__The request__
In the material below, find each line holding the string "WAMs" and copy it.

__Data records__
------------------------------------------------------------------------

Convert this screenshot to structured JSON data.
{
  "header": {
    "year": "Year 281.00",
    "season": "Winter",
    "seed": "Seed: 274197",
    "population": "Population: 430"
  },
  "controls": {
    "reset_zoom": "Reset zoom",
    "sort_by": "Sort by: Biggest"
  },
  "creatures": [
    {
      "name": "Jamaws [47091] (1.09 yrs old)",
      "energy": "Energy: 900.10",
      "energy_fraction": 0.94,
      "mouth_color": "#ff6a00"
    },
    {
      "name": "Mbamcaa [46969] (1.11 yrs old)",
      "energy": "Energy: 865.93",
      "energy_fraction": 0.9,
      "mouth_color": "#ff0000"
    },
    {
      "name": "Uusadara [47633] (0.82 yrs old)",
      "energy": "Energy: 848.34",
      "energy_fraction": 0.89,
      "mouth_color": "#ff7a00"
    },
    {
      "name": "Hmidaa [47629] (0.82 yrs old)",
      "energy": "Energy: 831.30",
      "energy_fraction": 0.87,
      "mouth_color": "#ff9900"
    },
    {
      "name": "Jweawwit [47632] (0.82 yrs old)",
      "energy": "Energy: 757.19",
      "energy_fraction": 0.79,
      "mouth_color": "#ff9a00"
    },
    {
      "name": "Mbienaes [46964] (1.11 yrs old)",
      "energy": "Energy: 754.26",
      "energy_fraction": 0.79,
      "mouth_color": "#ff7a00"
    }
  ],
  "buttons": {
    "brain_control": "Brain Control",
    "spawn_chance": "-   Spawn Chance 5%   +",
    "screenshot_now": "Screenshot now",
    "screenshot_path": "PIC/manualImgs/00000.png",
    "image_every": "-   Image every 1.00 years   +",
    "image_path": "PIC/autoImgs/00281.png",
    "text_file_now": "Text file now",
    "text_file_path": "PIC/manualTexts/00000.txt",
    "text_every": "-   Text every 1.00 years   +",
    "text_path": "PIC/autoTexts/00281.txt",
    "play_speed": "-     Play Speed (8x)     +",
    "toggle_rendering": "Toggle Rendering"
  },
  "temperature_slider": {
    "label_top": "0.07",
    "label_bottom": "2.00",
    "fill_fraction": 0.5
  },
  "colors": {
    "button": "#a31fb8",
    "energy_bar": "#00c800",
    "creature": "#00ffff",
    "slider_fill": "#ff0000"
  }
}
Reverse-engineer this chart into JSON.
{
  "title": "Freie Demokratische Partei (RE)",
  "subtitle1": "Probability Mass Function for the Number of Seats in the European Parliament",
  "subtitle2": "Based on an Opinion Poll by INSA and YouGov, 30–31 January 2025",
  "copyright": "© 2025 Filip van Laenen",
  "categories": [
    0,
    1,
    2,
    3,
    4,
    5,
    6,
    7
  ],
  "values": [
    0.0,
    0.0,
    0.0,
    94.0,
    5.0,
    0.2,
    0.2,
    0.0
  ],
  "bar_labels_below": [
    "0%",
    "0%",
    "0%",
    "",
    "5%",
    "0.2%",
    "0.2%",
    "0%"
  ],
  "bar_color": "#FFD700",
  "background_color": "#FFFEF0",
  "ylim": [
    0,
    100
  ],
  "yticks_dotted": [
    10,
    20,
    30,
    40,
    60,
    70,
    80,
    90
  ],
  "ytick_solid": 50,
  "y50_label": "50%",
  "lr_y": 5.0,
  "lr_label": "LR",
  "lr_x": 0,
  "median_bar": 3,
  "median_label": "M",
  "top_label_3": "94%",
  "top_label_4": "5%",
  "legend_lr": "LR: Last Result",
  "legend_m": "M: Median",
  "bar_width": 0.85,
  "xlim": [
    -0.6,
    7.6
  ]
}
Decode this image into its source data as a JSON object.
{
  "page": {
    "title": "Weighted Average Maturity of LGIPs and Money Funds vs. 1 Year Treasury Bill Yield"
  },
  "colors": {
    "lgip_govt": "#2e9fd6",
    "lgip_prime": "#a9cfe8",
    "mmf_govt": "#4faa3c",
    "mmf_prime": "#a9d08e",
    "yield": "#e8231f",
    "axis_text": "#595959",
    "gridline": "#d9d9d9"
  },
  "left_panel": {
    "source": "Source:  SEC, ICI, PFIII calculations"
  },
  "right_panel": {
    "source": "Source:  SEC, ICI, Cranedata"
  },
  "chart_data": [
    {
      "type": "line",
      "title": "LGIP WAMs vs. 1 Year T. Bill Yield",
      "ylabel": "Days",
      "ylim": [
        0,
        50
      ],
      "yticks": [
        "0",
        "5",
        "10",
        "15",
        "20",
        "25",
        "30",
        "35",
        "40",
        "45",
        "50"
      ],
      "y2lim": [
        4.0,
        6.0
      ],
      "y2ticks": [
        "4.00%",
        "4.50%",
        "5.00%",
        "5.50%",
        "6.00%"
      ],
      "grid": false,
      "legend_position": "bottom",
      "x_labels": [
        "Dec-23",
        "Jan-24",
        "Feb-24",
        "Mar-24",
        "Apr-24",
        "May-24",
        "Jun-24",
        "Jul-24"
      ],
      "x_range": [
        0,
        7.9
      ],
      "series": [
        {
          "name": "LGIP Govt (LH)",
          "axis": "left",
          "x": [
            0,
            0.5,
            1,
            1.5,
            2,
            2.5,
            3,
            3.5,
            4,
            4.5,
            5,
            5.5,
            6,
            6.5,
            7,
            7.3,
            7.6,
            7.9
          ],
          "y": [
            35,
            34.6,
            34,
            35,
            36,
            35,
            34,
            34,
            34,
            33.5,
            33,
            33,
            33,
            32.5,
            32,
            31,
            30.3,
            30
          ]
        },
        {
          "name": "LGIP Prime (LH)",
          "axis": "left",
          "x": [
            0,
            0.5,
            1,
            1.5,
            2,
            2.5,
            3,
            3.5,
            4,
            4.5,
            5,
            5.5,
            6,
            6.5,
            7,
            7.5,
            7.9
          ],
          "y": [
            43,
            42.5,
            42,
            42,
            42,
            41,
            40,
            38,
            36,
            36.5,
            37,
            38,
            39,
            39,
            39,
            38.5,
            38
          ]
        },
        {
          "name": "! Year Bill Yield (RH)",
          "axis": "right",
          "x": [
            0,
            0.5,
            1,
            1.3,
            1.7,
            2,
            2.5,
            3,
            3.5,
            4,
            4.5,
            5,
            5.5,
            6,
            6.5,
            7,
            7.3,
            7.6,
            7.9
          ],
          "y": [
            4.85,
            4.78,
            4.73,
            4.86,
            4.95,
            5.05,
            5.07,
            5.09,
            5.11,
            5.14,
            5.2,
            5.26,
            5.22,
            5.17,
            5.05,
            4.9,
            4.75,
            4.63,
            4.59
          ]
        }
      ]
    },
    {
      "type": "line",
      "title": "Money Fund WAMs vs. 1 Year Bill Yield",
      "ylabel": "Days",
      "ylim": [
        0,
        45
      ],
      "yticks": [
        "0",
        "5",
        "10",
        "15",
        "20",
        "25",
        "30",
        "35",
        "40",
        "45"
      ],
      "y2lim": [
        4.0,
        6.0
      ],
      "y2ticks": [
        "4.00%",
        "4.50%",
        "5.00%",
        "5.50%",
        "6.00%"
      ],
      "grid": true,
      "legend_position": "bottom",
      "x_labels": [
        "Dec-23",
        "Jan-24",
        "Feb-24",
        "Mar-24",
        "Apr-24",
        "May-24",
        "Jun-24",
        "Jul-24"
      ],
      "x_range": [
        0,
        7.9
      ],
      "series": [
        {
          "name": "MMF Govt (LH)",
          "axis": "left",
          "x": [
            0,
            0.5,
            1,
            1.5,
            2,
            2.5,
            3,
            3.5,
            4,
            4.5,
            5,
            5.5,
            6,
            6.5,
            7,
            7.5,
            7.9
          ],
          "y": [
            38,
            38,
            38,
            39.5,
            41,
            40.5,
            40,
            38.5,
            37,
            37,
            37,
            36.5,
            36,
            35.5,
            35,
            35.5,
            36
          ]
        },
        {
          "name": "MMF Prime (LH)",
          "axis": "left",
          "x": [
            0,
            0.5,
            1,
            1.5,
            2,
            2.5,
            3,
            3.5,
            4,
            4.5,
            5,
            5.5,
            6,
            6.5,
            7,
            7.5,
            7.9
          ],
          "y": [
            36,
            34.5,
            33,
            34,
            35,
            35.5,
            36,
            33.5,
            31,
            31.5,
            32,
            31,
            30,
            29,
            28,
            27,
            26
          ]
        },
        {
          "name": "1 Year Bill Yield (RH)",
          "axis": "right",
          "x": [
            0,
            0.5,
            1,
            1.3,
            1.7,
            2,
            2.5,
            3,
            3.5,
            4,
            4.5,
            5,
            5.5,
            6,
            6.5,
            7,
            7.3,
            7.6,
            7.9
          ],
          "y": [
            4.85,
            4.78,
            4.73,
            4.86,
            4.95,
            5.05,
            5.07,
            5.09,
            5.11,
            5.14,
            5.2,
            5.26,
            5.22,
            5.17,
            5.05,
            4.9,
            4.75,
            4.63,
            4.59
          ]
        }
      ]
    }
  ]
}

------------------------------------------------------------------------

__The completed task__
      "title": "LGIP WAMs vs. 1 Year T. Bill Yield",
      "title": "Money Fund WAMs vs. 1 Year Bill Yield",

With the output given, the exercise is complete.